----- TEXT SHOWN -----
# Splitting $3$ boys and $7$ girls into 3 groups with restrictions

There are $$3$$ boys and $$7$$ girls. How many ways can we divide them into three unlabeled groups such that each group has a boy, two groups have three people, and the third group has four people?

I think that the answer is $$\frac{3!\times \binom{7}{2} \times \binom{5}{2}}{2}=630$$, but other people said that it is $$\frac{3\times \binom{7}{2} \times \binom{5}{2}}{3}=210$$.

Edit: I did wrote something incorrect.

• Why are you dividing by $2$ exactly? – Dietrich Burde Jan 1 '20 at 15:11
• Are the groups labeled? Specifically: if we switch the two smaller groups, do we get a new arrangement or not? – lulu Jan 1 '20 at 15:15
• ${7\choose2}\times{5\choose2}=210$,, so your arithmetic is wrong in both cases. – almagest Jan 1 '20 at 15:15
• @lulu Labelled? These are groups of individuals - surely we can assume they are distinguishable. There is no suggestion that the groups are ordered. – almagest Jan 1 '20 at 15:16
• @almagest Ordered then. As I specified, my question was "are the two arrangements $(b_1,g_1,g_2), (b_2,g_3,g_4), (b_3, g_5, g_6, g_7)$ and $(b_2,g_3,g_4),(b_1,g_1,g_2), (b_3, g_5, g_6, g_7)$ different or not?" As others have asked about division by $2$, I think it's fair to say that the point is not obvious. – lulu Jan 1 '20 at 15:19

You're just identifying which of the girls go along with each boy.

So there are 3 ways to choose which of the boys is in the bigger group, and then $$\binom73$$ ways to choose whose his partners are. Then there are $$\binom42$$ ways to choose which of the remaining girls goes with the older of the remaining boys. Thus, the total is $$3\cdot\binom73\binom42=3\cdot35\cdot6=630$$.

The reason we don't need to do any dividing is because every grouping we are making are distinct. If Adam, Ben, and Carl are the three boys, then putting Ben with Jane and Kim and Carl with Laura and Mary is a different grouping than if put Ben with Laura and Mary and Carl with Jane and Kim. Each of the three groups CAN be distinguished -- by which boy is in the group -- so there is no need to worry about overcounting.
----- PROVIDED RECORDS -----
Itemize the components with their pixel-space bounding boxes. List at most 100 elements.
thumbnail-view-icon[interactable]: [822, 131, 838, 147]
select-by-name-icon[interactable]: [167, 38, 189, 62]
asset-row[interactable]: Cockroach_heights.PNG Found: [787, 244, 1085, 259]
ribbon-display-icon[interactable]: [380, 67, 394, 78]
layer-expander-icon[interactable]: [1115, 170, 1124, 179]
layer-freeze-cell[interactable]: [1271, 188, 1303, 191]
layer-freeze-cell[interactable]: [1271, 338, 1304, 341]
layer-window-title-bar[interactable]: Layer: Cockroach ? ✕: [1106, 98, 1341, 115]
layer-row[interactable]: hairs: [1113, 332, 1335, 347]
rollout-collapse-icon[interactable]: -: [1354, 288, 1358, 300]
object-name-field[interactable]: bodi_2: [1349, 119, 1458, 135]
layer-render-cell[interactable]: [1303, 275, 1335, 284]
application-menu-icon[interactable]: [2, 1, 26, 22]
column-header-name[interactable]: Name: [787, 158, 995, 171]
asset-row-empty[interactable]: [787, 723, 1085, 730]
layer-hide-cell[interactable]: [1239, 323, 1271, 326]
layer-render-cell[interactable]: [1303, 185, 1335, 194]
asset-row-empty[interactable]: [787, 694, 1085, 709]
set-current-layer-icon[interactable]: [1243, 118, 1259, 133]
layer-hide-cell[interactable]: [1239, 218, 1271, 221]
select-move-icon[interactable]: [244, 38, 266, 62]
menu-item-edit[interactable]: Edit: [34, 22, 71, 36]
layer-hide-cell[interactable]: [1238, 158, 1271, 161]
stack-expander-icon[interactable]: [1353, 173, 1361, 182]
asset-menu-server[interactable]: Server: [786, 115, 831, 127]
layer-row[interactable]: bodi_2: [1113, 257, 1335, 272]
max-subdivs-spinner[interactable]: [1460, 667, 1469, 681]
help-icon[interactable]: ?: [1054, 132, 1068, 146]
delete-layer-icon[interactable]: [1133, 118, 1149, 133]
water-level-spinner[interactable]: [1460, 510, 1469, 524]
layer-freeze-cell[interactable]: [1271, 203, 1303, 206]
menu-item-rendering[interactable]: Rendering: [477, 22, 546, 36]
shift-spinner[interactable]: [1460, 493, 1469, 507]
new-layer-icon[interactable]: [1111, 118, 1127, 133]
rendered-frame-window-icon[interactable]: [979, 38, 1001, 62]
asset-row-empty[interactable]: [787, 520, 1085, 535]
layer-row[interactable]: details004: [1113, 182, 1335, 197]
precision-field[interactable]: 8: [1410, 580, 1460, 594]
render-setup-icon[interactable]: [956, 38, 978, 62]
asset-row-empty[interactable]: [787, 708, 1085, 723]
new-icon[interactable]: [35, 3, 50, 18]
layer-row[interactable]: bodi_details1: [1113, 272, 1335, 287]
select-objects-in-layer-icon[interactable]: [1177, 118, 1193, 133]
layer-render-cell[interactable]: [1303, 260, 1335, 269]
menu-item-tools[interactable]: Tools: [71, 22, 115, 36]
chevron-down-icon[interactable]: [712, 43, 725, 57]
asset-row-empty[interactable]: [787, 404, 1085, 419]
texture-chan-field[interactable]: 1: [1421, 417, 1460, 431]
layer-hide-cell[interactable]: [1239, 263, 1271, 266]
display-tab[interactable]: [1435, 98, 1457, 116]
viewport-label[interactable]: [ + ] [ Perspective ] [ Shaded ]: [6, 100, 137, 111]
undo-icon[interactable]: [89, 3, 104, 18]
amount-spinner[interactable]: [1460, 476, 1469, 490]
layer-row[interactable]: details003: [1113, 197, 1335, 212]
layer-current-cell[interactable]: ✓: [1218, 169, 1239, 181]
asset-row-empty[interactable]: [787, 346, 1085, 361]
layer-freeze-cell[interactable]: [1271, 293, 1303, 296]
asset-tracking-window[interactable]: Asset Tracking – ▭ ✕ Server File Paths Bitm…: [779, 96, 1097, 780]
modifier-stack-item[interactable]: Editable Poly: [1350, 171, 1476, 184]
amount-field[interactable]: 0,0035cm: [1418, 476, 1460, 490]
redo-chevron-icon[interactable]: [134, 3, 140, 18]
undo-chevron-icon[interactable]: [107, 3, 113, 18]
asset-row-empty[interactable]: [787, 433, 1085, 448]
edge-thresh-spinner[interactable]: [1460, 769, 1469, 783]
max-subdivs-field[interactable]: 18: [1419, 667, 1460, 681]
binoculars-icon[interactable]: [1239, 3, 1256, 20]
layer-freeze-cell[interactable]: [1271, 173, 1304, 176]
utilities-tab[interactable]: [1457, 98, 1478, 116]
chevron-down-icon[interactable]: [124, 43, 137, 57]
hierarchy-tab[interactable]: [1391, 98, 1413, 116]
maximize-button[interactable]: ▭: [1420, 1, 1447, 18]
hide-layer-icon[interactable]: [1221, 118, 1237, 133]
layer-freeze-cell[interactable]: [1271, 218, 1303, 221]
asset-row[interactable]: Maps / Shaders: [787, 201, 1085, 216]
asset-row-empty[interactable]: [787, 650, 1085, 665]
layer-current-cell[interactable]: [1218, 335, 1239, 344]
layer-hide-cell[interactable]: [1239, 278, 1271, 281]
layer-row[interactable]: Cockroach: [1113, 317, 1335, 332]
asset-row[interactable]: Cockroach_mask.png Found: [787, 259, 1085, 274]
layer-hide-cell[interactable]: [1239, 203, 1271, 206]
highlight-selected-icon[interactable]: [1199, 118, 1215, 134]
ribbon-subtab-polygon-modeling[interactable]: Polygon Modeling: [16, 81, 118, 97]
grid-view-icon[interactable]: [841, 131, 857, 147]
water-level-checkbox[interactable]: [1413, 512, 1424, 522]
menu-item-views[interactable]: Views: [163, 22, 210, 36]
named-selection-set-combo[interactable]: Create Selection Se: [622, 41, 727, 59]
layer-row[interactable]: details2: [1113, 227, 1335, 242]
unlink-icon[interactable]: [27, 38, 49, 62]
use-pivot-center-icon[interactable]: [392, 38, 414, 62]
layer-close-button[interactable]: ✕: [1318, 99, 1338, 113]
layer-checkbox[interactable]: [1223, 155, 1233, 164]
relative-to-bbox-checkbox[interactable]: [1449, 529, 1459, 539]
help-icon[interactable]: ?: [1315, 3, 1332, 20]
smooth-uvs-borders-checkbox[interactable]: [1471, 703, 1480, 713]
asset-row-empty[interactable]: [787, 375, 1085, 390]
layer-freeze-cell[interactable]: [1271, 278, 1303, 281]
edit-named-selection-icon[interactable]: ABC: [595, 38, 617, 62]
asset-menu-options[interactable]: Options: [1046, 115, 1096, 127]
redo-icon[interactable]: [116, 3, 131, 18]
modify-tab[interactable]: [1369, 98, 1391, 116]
-----
▸ **WHAT TO PRODUCE**
Write the next part of the thread about dividing 3 boys and 7 girls into three groups, beginning right after its last sentence. The records have no connection to the text.

▸ **THE OUTPUT**
All $$3$$ boys have to be in different groups. Then we have $$3$$ choices which boy is in a group of $$4$$ and $$\binom7{3,2,2}=210$$ ways to choose girls for the groups (assuming the groups are unlabelled), for a total of $$3\cdot210=630$$.

Since groups are unlabeled 3 boys can be distributed only in 1 way and as 7 girls to be distributed as 2,2,3 into groups hence only 2 of the group be treated like identical groups. = 630 For more similar to this there is question in other forum link is https://www.mathsdiscussion.com/forum/topic/permutations-and-combinations-2/?part=1#postid-73

• Your answer is incorrect since it matters which boy is in the group of four people. – N. F. Taussig Jan 1 '20 at 16:47
• What is Number of ways 52 playing cards be divided into 4 parts of 15,15,15 and 7 . – mathsdiscussion.com Jan 1 '20 at 17:04
• That is not an analogous problem since the groups are distinguished by which boy is in the group with four people. – N. F. Taussig Jan 1 '20 at 17:05
• In a question it is mentioned that groups are unmarked. Hence 3 boy can be distributed into 3 unmarked groups in 1 way now groups becomes distinct and of which two will be like identical as number of girls will be equal in two of the group. – mathsdiscussion.com Jan 1 '20 at 17:10
• The group of four is distinguished by its size. – N. F. Taussig Jan 1 '20 at 17:12

Choose 1 boy from 3, the 2 girls from 7 and 2 girls from 5 and then 3 girls from the 3 left.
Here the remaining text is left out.